Requirements. Return every entry exactly.

***** Information given *****

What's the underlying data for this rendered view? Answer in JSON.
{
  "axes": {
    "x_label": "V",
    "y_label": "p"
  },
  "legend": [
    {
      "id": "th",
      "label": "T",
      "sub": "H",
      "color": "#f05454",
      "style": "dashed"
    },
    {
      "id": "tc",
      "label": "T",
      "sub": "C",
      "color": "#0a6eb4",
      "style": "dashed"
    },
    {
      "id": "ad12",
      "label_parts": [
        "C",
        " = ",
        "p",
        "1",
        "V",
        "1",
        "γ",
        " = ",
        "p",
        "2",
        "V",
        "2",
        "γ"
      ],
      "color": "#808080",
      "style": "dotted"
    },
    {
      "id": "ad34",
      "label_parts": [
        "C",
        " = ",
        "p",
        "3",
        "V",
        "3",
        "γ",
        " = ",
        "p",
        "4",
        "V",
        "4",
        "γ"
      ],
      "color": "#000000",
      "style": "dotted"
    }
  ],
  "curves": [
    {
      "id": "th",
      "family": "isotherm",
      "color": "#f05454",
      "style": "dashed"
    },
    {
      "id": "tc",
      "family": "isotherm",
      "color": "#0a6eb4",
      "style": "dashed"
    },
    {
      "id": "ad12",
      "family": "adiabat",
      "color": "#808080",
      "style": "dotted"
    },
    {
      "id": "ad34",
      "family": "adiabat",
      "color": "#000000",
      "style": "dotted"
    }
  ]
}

*****

Final answer.
What's the underlying data for this rendered view? Answer in JSON.
{
  "axes": {
    "x_label": "V",
    "y_label": "p"
  },
  "legend": [
    {
      "id": "th",
      "label": "T",
      "sub": "H",
      "color": "#f05454",
      "style": "dashed"
    },
    {
      "id": "tc",
      "label": "T",
      "sub": "C",
      "color": "#0a6eb4",
      "style": "dashed"
    },
    {
      "id": "ad12",
      "label_parts": [
        "C",
        " = ",
        "p",
        "1",
        "V",
        "1",
        "γ",
        " = ",
        "p",
        "2",
        "V",
        "2",
        "γ"
      ],
      "color": "#808080",
      "style": "dotted"
    },
    {
      "id": "ad34",
      "label_parts": [
        "C",
        " = ",
        "p",
        "3",
        "V",
        "3",
        "γ",
        " = ",
        "p",
        "4",
        "V",
        "4",
        "γ"
      ],
      "color": "#000000",
      "style": "dotted"
    }
  ],
  "curves": [
    {
      "id": "th",
      "family": "isotherm",
      "color": "#f05454",
      "style": "dashed"
    },
    {
      "id": "tc",
      "family": "isotherm",
      "color": "#0a6eb4",
      "style": "dashed"
    },
    {
      "id": "ad12",
      "family": "adiabat",
      "color": "#808080",
      "style": "dotted"
    },
    {
      "id": "ad34",
      "family": "adiabat",
      "color": "#000000",
      "style": "dotted"
    }
  ]
}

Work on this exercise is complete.